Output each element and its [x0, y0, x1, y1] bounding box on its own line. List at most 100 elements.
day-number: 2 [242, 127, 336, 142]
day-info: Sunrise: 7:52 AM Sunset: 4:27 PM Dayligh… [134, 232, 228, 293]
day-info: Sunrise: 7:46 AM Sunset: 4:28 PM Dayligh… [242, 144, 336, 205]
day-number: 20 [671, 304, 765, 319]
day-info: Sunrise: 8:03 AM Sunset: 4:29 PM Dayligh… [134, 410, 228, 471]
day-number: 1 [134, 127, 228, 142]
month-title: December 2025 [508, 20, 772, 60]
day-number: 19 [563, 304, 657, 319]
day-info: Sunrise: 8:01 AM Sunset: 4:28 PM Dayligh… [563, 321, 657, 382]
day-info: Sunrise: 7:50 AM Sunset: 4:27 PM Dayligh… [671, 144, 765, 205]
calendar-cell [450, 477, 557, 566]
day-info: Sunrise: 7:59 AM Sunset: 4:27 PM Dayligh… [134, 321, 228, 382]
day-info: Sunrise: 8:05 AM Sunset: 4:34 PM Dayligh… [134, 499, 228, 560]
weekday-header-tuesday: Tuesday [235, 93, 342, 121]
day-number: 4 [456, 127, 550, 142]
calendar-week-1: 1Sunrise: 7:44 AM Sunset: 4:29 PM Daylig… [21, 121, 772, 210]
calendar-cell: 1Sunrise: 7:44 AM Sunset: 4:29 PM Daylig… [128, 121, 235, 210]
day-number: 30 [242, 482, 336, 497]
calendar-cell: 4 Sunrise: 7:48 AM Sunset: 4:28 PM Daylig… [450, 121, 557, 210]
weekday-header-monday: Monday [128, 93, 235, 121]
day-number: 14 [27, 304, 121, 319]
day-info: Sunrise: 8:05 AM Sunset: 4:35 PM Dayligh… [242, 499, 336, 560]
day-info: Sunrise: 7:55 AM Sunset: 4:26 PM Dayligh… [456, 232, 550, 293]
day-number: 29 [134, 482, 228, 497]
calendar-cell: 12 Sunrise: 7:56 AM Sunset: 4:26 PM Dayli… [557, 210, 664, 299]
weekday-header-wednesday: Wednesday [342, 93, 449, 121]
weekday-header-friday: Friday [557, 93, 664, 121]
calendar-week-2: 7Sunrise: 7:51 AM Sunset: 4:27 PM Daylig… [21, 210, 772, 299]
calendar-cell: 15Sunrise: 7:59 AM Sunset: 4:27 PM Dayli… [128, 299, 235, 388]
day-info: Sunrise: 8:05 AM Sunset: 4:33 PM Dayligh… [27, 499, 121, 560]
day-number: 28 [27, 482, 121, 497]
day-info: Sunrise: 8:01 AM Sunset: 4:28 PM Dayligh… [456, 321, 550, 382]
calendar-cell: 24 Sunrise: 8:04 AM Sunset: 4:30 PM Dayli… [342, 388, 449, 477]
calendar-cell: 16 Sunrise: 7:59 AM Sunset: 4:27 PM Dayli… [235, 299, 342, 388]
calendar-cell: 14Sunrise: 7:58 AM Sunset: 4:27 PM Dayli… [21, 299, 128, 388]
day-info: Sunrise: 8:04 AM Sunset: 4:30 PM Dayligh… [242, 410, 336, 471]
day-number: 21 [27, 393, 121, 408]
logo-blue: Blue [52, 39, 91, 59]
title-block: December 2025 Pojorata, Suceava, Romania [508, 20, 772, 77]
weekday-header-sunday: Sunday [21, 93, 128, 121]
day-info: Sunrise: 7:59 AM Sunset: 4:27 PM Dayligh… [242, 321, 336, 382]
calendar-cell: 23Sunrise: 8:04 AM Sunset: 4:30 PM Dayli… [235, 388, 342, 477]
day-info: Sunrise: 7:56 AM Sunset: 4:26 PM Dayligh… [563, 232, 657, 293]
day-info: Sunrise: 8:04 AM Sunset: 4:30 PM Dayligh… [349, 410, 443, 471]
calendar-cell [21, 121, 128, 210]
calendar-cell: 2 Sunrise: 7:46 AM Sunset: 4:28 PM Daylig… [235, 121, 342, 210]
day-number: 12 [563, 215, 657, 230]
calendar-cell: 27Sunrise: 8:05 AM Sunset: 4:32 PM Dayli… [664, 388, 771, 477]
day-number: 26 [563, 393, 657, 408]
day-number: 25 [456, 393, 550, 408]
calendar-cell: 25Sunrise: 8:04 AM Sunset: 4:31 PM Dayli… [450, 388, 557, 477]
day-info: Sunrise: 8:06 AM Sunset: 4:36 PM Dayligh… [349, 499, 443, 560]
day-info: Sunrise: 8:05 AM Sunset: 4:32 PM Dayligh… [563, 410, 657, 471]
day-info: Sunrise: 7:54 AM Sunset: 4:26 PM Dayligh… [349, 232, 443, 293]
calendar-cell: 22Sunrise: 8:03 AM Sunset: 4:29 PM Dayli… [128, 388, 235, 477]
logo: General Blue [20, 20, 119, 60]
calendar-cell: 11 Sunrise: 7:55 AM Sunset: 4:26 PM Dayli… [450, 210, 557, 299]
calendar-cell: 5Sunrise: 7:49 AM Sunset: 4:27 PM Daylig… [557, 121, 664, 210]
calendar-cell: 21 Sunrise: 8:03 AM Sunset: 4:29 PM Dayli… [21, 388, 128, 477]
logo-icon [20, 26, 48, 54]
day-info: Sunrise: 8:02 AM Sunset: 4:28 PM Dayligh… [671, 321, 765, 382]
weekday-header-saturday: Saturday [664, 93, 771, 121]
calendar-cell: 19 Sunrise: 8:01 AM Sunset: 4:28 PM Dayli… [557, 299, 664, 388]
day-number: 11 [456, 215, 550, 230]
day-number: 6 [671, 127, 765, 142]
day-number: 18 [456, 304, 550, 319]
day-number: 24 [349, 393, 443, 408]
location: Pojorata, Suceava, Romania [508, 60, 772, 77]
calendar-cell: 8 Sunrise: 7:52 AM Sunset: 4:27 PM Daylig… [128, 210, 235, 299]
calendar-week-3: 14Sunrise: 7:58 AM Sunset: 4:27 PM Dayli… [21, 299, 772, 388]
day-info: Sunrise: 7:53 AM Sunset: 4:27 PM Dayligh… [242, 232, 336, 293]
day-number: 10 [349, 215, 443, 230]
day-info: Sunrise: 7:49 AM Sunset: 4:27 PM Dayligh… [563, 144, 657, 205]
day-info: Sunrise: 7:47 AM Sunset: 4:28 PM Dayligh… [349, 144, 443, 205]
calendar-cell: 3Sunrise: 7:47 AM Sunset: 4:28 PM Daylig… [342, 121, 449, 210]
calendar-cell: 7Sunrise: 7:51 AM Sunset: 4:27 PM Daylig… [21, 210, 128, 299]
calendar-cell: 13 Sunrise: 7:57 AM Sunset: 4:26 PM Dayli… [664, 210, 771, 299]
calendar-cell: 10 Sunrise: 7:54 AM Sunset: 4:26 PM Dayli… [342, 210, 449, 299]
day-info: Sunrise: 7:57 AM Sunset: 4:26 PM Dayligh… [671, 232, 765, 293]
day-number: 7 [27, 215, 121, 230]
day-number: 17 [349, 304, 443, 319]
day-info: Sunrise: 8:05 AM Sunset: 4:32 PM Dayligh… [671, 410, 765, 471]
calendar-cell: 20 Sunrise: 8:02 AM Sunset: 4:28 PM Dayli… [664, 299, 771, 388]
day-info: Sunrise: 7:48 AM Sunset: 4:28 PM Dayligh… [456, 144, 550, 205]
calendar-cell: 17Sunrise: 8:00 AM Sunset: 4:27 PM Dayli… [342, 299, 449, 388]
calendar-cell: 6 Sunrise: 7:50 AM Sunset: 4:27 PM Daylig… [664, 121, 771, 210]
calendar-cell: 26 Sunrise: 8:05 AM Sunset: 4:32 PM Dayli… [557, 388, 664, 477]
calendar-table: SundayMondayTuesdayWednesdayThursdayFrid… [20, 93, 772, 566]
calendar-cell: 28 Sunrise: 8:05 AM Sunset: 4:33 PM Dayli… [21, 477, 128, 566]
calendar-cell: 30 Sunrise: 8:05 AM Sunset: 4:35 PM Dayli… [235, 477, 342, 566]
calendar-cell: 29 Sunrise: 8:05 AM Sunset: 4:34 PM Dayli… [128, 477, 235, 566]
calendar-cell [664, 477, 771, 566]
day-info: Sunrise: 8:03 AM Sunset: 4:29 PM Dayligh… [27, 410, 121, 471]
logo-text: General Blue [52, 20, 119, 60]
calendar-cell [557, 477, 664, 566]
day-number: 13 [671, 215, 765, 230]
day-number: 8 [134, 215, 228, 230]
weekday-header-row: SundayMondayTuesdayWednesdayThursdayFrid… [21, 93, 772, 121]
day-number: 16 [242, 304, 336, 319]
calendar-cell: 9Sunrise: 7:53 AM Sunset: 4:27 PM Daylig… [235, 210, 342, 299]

________________________

What to work on | Retype the records above verbatim, starting at their first line and ending with the line that contains "calendar-cell: 4 Sunrise: 7:48", including that line.

Result |
Output each element and its [x0, y0, x1, y1] bounding box on its own line. List at most 100 elements.
day-number: 2 [242, 127, 336, 142]
day-info: Sunrise: 7:52 AM Sunset: 4:27 PM Dayligh… [134, 232, 228, 293]
day-info: Sunrise: 7:46 AM Sunset: 4:28 PM Dayligh… [242, 144, 336, 205]
day-number: 20 [671, 304, 765, 319]
day-info: Sunrise: 8:03 AM Sunset: 4:29 PM Dayligh… [134, 410, 228, 471]
day-number: 1 [134, 127, 228, 142]
month-title: December 2025 [508, 20, 772, 60]
day-number: 19 [563, 304, 657, 319]
day-info: Sunrise: 8:01 AM Sunset: 4:28 PM Dayligh… [563, 321, 657, 382]
day-info: Sunrise: 7:50 AM Sunset: 4:27 PM Dayligh… [671, 144, 765, 205]
calendar-cell [450, 477, 557, 566]
day-info: Sunrise: 7:59 AM Sunset: 4:27 PM Dayligh… [134, 321, 228, 382]
day-info: Sunrise: 8:05 AM Sunset: 4:34 PM Dayligh… [134, 499, 228, 560]
weekday-header-tuesday: Tuesday [235, 93, 342, 121]
day-number: 4 [456, 127, 550, 142]
calendar-week-1: 1Sunrise: 7:44 AM Sunset: 4:29 PM Daylig… [21, 121, 772, 210]
calendar-cell: 1Sunrise: 7:44 AM Sunset: 4:29 PM Daylig… [128, 121, 235, 210]
day-number: 30 [242, 482, 336, 497]
calendar-cell: 4 Sunrise: 7:48 AM Sunset: 4:28 PM Daylig… [450, 121, 557, 210]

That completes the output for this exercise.